◆ **Exercise instructions**: Find all lines in the listing that include the word "STARTER", then copy them.

◆ **Data shown**:
+-------+

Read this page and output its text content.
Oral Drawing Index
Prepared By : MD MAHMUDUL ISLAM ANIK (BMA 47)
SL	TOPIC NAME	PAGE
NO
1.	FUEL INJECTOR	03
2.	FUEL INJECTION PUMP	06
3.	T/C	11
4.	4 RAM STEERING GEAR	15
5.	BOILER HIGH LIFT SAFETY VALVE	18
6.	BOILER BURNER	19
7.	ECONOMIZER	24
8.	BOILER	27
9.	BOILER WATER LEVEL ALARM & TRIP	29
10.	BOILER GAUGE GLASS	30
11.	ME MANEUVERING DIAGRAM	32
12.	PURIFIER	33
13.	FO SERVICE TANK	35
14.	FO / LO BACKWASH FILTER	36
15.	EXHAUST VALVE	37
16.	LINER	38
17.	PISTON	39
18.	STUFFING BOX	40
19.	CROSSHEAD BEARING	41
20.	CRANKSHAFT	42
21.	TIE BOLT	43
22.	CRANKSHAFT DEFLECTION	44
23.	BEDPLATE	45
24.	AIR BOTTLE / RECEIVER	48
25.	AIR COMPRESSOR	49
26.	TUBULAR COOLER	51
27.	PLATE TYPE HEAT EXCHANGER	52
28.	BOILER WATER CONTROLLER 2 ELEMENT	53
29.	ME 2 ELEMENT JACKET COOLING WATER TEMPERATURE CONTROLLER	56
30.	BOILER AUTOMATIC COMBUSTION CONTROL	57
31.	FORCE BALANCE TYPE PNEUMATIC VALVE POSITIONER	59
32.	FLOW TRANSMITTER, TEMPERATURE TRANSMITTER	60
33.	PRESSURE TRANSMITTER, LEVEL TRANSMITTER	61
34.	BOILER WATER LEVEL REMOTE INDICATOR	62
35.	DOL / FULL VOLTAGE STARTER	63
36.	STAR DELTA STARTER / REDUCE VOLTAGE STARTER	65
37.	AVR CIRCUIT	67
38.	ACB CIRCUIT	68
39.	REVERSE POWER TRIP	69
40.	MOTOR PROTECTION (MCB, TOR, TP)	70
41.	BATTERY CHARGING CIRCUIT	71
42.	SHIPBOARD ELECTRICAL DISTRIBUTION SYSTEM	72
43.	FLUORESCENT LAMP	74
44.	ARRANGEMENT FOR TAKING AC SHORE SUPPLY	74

+-------+

◆ **Result of the exercise**:
35.	DOL / FULL VOLTAGE STARTER	63
36.	STAR DELTA STARTER / REDUCE VOLTAGE STARTER	65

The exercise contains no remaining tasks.